Data items
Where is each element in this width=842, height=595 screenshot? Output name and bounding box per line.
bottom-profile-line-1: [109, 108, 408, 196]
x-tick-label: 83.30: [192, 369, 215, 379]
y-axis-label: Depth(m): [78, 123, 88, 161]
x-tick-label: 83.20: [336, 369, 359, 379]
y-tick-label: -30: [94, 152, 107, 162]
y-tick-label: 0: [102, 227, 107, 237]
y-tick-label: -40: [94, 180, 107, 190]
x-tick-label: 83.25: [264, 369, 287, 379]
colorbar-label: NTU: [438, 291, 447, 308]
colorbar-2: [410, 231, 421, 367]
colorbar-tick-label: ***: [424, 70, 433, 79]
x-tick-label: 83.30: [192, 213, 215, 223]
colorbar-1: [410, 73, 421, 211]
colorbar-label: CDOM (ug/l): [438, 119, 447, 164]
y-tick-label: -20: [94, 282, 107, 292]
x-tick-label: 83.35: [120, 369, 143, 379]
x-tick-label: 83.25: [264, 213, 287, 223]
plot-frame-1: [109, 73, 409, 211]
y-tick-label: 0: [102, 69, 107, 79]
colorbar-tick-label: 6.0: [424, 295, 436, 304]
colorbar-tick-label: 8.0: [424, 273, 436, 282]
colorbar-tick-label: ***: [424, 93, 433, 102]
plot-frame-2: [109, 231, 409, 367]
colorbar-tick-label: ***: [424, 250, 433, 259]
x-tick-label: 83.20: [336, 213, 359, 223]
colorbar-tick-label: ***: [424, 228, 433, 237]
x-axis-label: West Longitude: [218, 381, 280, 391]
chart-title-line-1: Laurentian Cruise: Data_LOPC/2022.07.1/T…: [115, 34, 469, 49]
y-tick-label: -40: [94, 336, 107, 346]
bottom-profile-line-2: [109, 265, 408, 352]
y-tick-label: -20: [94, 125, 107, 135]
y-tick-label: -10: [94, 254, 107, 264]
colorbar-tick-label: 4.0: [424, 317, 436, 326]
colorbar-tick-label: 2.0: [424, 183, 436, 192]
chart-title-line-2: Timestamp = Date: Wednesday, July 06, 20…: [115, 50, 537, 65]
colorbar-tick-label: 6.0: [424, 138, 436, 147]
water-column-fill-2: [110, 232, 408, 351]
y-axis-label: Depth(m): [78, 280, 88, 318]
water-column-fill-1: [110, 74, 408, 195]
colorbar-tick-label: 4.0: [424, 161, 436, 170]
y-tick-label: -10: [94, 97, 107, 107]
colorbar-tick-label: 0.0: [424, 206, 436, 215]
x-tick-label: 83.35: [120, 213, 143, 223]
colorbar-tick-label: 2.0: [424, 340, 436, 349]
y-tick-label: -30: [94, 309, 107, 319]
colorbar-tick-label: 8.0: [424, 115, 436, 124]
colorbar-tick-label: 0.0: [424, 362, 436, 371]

§ **Your objective**: Output each line of the material above verbatim, without altering any character.

§ **Solution for this task**:
Where is each element in this width=842, height=595 screenshot? Output name and bounding box per line.
bottom-profile-line-1: [109, 108, 408, 196]
x-tick-label: 83.30: [192, 369, 215, 379]
y-axis-label: Depth(m): [78, 123, 88, 161]
x-tick-label: 83.20: [336, 369, 359, 379]
y-tick-label: -30: [94, 152, 107, 162]
y-tick-label: 0: [102, 227, 107, 237]
y-tick-label: -40: [94, 180, 107, 190]
x-tick-label: 83.25: [264, 369, 287, 379]
colorbar-label: NTU: [438, 291, 447, 308]
colorbar-2: [410, 231, 421, 367]
colorbar-tick-label: ***: [424, 70, 433, 79]
x-tick-label: 83.30: [192, 213, 215, 223]
colorbar-1: [410, 73, 421, 211]
colorbar-label: CDOM (ug/l): [438, 119, 447, 164]
y-tick-label: -20: [94, 282, 107, 292]
x-tick-label: 83.35: [120, 369, 143, 379]
x-tick-label: 83.25: [264, 213, 287, 223]
plot-frame-1: [109, 73, 409, 211]
y-tick-label: 0: [102, 69, 107, 79]
colorbar-tick-label: 6.0: [424, 295, 436, 304]
colorbar-tick-label: 8.0: [424, 273, 436, 282]
colorbar-tick-label: ***: [424, 93, 433, 102]
plot-frame-2: [109, 231, 409, 367]
colorbar-tick-label: ***: [424, 250, 433, 259]
x-tick-label: 83.20: [336, 213, 359, 223]
colorbar-tick-label: ***: [424, 228, 433, 237]
x-axis-label: West Longitude: [218, 381, 280, 391]
chart-title-line-1: Laurentian Cruise: Data_LOPC/2022.07.1/T…: [115, 34, 469, 49]
y-tick-label: -40: [94, 336, 107, 346]
bottom-profile-line-2: [109, 265, 408, 352]
y-tick-label: -20: [94, 125, 107, 135]
y-tick-label: -10: [94, 254, 107, 264]
colorbar-tick-label: 4.0: [424, 317, 436, 326]
colorbar-tick-label: 2.0: [424, 183, 436, 192]
chart-title-line-2: Timestamp = Date: Wednesday, July 06, 20…: [115, 50, 537, 65]
colorbar-tick-label: 6.0: [424, 138, 436, 147]
water-column-fill-2: [110, 232, 408, 351]
y-axis-label: Depth(m): [78, 280, 88, 318]
water-column-fill-1: [110, 74, 408, 195]
colorbar-tick-label: 4.0: [424, 161, 436, 170]
y-tick-label: -10: [94, 97, 107, 107]
colorbar-tick-label: 0.0: [424, 206, 436, 215]
x-tick-label: 83.35: [120, 213, 143, 223]
colorbar-tick-label: 2.0: [424, 340, 436, 349]
y-tick-label: -30: [94, 309, 107, 319]
colorbar-tick-label: 8.0: [424, 115, 436, 124]
colorbar-tick-label: 0.0: [424, 362, 436, 371]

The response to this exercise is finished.